= WORK TO DO =
Here are some records; copy every line that holds the word "because".

Stored dataset items
>>>

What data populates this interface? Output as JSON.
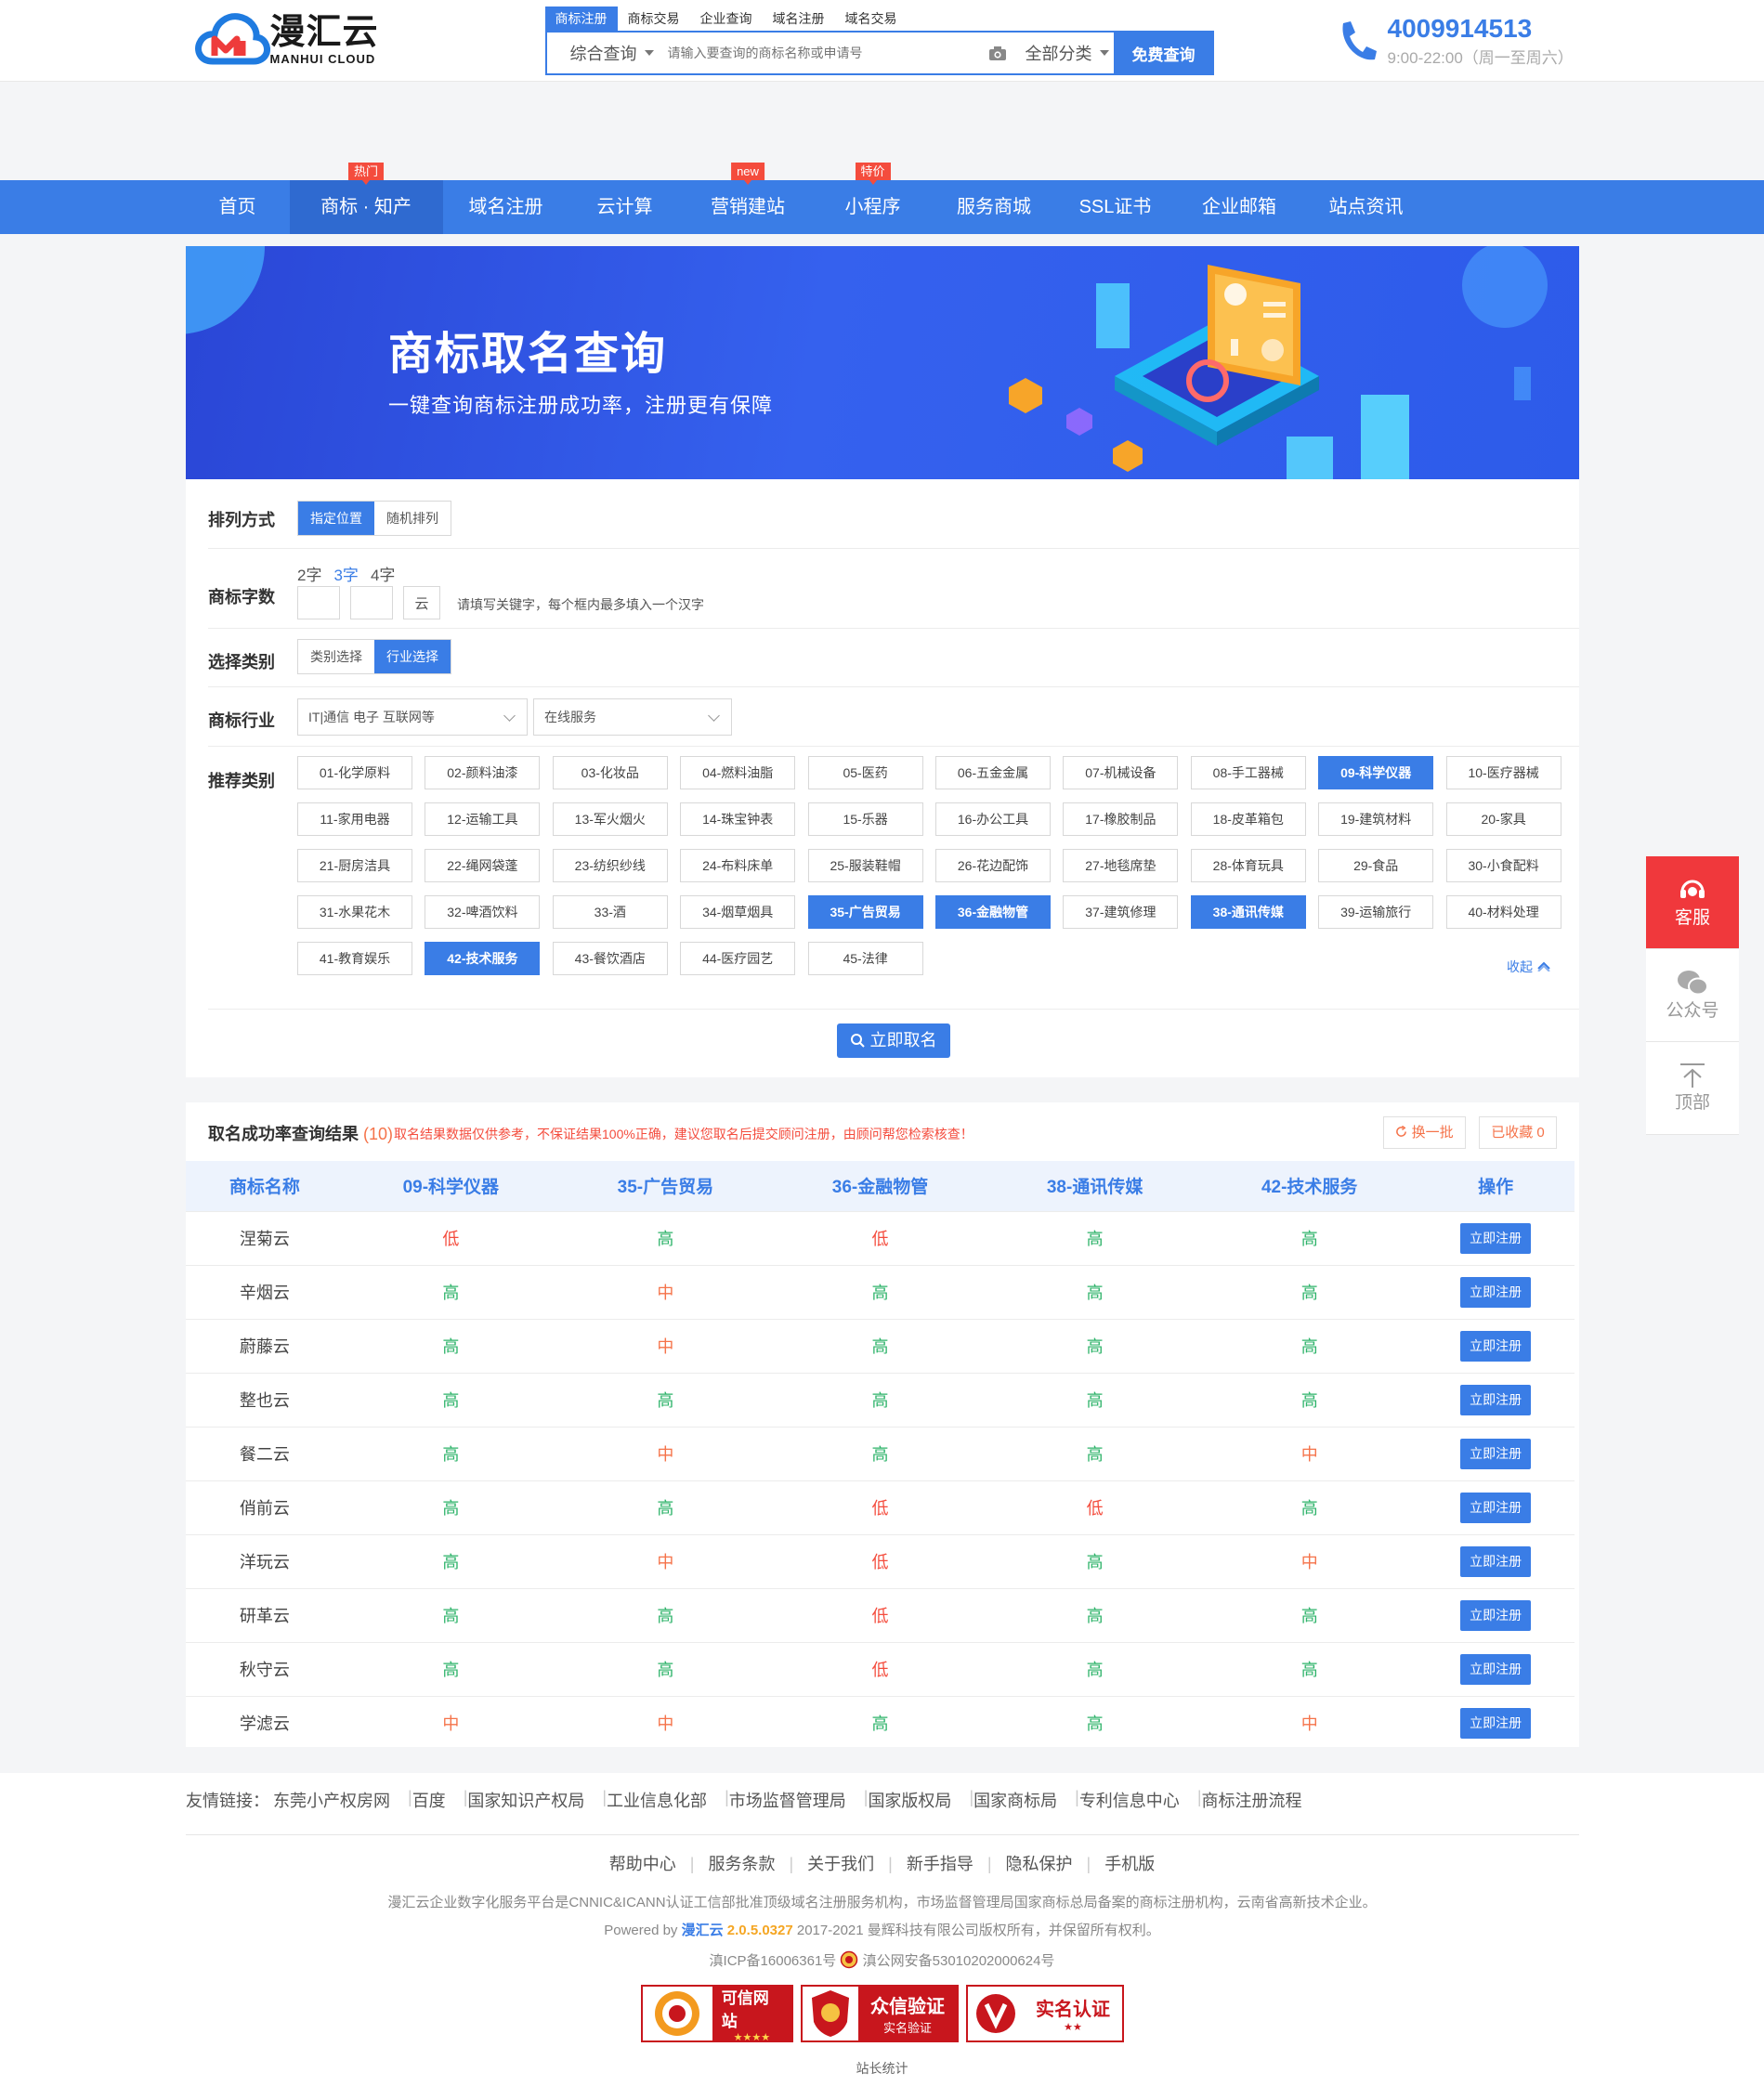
{
  "brand": {
    "name_cn": "漫汇云",
    "name_en": "MANHUI CLOUD"
  },
  "search": {
    "tabs": [
      "商标注册",
      "商标交易",
      "企业查询",
      "域名注册",
      "域名交易"
    ],
    "active_tab": 0,
    "scope": "综合查询",
    "placeholder": "请输入要查询的商标名称或申请号",
    "category": "全部分类",
    "button": "免费查询"
  },
  "contact": {
    "phone": "4009914513",
    "hours": "9:00-22:00（周一至周六）"
  },
  "nav": [
    {
      "label": "首页"
    },
    {
      "label": "商标 · 知产",
      "badge": "热门",
      "active": true
    },
    {
      "label": "域名注册"
    },
    {
      "label": "云计算"
    },
    {
      "label": "营销建站",
      "badge": "new"
    },
    {
      "label": "小程序",
      "badge": "特价"
    },
    {
      "label": "服务商城"
    },
    {
      "label": "SSL证书"
    },
    {
      "label": "企业邮箱"
    },
    {
      "label": "站点资讯"
    }
  ],
  "banner": {
    "title": "商标取名查询",
    "subtitle": "一键查询商标注册成功率，注册更有保障"
  },
  "filters": {
    "sort": {
      "label": "排列方式",
      "options": [
        "指定位置",
        "随机排列"
      ],
      "active": 0
    },
    "length": {
      "label": "商标字数",
      "options": [
        "2字",
        "3字",
        "4字"
      ],
      "active": 1,
      "fixed_char": "云",
      "hint": "请填写关键字，每个框内最多填入一个汉字"
    },
    "select_type": {
      "label": "选择类别",
      "options": [
        "类别选择",
        "行业选择"
      ],
      "active": 1
    },
    "industry": {
      "label": "商标行业",
      "primary": "IT|通信 电子 互联网等",
      "secondary": "在线服务"
    },
    "recommend": {
      "label": "推荐类别",
      "collapse": "收起"
    },
    "submit": "立即取名"
  },
  "categories": [
    {
      "label": "01-化学原料"
    },
    {
      "label": "02-颜料油漆"
    },
    {
      "label": "03-化妆品"
    },
    {
      "label": "04-燃料油脂"
    },
    {
      "label": "05-医药"
    },
    {
      "label": "06-五金金属"
    },
    {
      "label": "07-机械设备"
    },
    {
      "label": "08-手工器械"
    },
    {
      "label": "09-科学仪器",
      "selected": true
    },
    {
      "label": "10-医疗器械"
    },
    {
      "label": "11-家用电器"
    },
    {
      "label": "12-运输工具"
    },
    {
      "label": "13-军火烟火"
    },
    {
      "label": "14-珠宝钟表"
    },
    {
      "label": "15-乐器"
    },
    {
      "label": "16-办公工具"
    },
    {
      "label": "17-橡胶制品"
    },
    {
      "label": "18-皮革箱包"
    },
    {
      "label": "19-建筑材料"
    },
    {
      "label": "20-家具"
    },
    {
      "label": "21-厨房洁具"
    },
    {
      "label": "22-绳网袋蓬"
    },
    {
      "label": "23-纺织纱线"
    },
    {
      "label": "24-布料床单"
    },
    {
      "label": "25-服装鞋帽"
    },
    {
      "label": "26-花边配饰"
    },
    {
      "label": "27-地毯席垫"
    },
    {
      "label": "28-体育玩具"
    },
    {
      "label": "29-食品"
    },
    {
      "label": "30-小食配料"
    },
    {
      "label": "31-水果花木"
    },
    {
      "label": "32-啤酒饮料"
    },
    {
      "label": "33-酒"
    },
    {
      "label": "34-烟草烟具"
    },
    {
      "label": "35-广告贸易",
      "selected": true
    },
    {
      "label": "36-金融物管",
      "selected": true
    },
    {
      "label": "37-建筑修理"
    },
    {
      "label": "38-通讯传媒",
      "selected": true
    },
    {
      "label": "39-运输旅行"
    },
    {
      "label": "40-材料处理"
    },
    {
      "label": "41-教育娱乐"
    },
    {
      "label": "42-技术服务",
      "selected": true
    },
    {
      "label": "43-餐饮酒店"
    },
    {
      "label": "44-医疗园艺"
    },
    {
      "label": "45-法律"
    }
  ],
  "results": {
    "title": "取名成功率查询结果",
    "count": "(10)",
    "note": "取名结果数据仅供参考，不保证结果100%正确，建议您取名后提交顾问注册，由顾问帮您检索核查！",
    "refresh": "换一批",
    "saved": "已收藏 0",
    "columns": [
      "商标名称",
      "09-科学仪器",
      "35-广告贸易",
      "36-金融物管",
      "38-通讯传媒",
      "42-技术服务",
      "操作"
    ],
    "action": "立即注册",
    "rows": [
      {
        "name": "涅菊云",
        "r": [
          "低",
          "高",
          "低",
          "高",
          "高"
        ]
      },
      {
        "name": "辛烟云",
        "r": [
          "高",
          "中",
          "高",
          "高",
          "高"
        ]
      },
      {
        "name": "蔚藤云",
        "r": [
          "高",
          "中",
          "高",
          "高",
          "高"
        ]
      },
      {
        "name": "整也云",
        "r": [
          "高",
          "高",
          "高",
          "高",
          "高"
        ]
      },
      {
        "name": "餐二云",
        "r": [
          "高",
          "中",
          "高",
          "高",
          "中"
        ]
      },
      {
        "name": "俏前云",
        "r": [
          "高",
          "高",
          "低",
          "低",
          "高"
        ]
      },
      {
        "name": "洋玩云",
        "r": [
          "高",
          "中",
          "低",
          "高",
          "中"
        ]
      },
      {
        "name": "研革云",
        "r": [
          "高",
          "高",
          "低",
          "高",
          "高"
        ]
      },
      {
        "name": "秋守云",
        "r": [
          "高",
          "高",
          "低",
          "高",
          "高"
        ]
      },
      {
        "name": "学滤云",
        "r": [
          "中",
          "中",
          "高",
          "高",
          "中"
        ]
      }
    ]
  },
  "colors": {
    "primary": "#3a7de6",
    "high": "#2eb36a",
    "medium": "#f5734a",
    "low": "#f44c3d"
  },
  "footer": {
    "links_label": "友情链接：",
    "links": [
      "东莞小产权房网",
      "百度",
      "国家知识产权局",
      "工业信息化部",
      "市场监督管理局",
      "国家版权局",
      "国家商标局",
      "专利信息中心",
      "商标注册流程"
    ],
    "help": [
      "帮助中心",
      "服务条款",
      "关于我们",
      "新手指导",
      "隐私保护",
      "手机版"
    ],
    "desc": "漫汇云企业数字化服务平台是CNNIC&ICANN认证工信部批准顶级域名注册服务机构，市场监督管理局国家商标总局备案的商标注册机构，云南省高新技术企业。",
    "powered_prefix": "Powered by ",
    "powered_brand": "漫汇云",
    "version": "2.0.5.0327",
    "copyright": "2017-2021 曼辉科技有限公司版权所有，并保留所有权利。",
    "icp": "滇ICP备16006361号",
    "police": "滇公网安备53010202000624号",
    "badges": [
      {
        "title": "可信网站",
        "sub": "★★★★"
      },
      {
        "title": "众信验证",
        "sub": "实名验证"
      },
      {
        "title": "实名认证",
        "sub": "★★"
      }
    ],
    "stats": "站长统计"
  },
  "side": {
    "service": "客服",
    "wechat": "公众号",
    "top": "顶部"
  }
}
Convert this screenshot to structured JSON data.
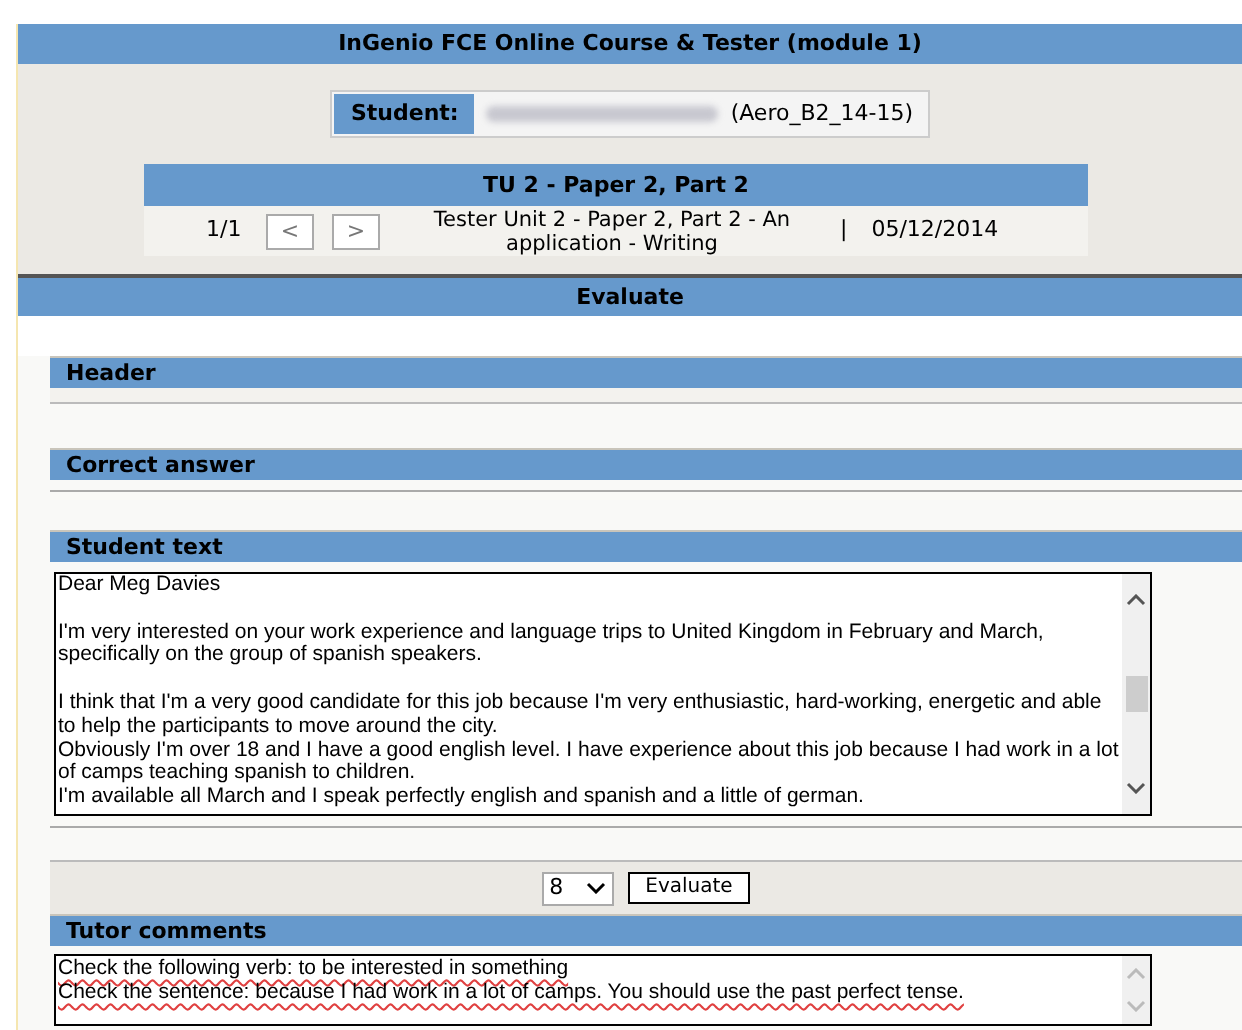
{
  "window": {
    "title": "InGenio FCE Online Course & Tester (module 1)"
  },
  "student": {
    "label": "Student:",
    "group": "(Aero_B2_14-15)"
  },
  "task": {
    "title": "TU 2 - Paper 2, Part 2",
    "counter": "1/1",
    "prev": "<",
    "next": ">",
    "description": "Tester Unit 2 - Paper 2, Part 2 - An application - Writing",
    "separator": "|",
    "date": "05/12/2014"
  },
  "evaluate_title": "Evaluate",
  "sections": [
    {
      "kind": "band",
      "title": "Header"
    },
    {
      "kind": "empty",
      "title": "Correct answer"
    },
    {
      "kind": "text",
      "title": "Student text",
      "text": "Dear Meg Davies\n\nI'm very interested on your work experience and language trips to United Kingdom in February and March, specifically on the group of spanish speakers.\n\nI think that I'm a very good candidate for this job because I'm very enthusiastic, hard-working, energetic and able to help the participants to move around the city.\nObviously I'm over 18 and I have a good english level. I have experience about this job because I had work in a lot of camps teaching spanish to children.\nI'm available all March and I speak perfectly english and spanish and a little of german."
    }
  ],
  "grading": {
    "grade": "8",
    "button": "Evaluate"
  },
  "tutor_comments": {
    "title": "Tutor comments",
    "text": "Check the following verb: to be interested in something\nCheck the sentence: because I had work in a lot of camps. You should use the past perfect tense."
  }
}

<<<

= WRITTEN SOLUTION =
      "text": "Dear Meg Davies\n\nI'm very interested on your work experience and language trips to United Kingdom in February and March, specifically on the group of spanish speakers.\n\nI think that I'm a very good candidate for this job because I'm very enthusiastic, hard-working, energetic and able to help the participants to move around the city.\nObviously I'm over 18 and I have a good english level. I have experience about this job because I had work in a lot of camps teaching spanish to children.\nI'm available all March and I speak perfectly english and spanish and a little of german."
    "text": "Check the following verb: to be interested in something\nCheck the sentence: because I had work in a lot of camps. You should use the past perfect tense."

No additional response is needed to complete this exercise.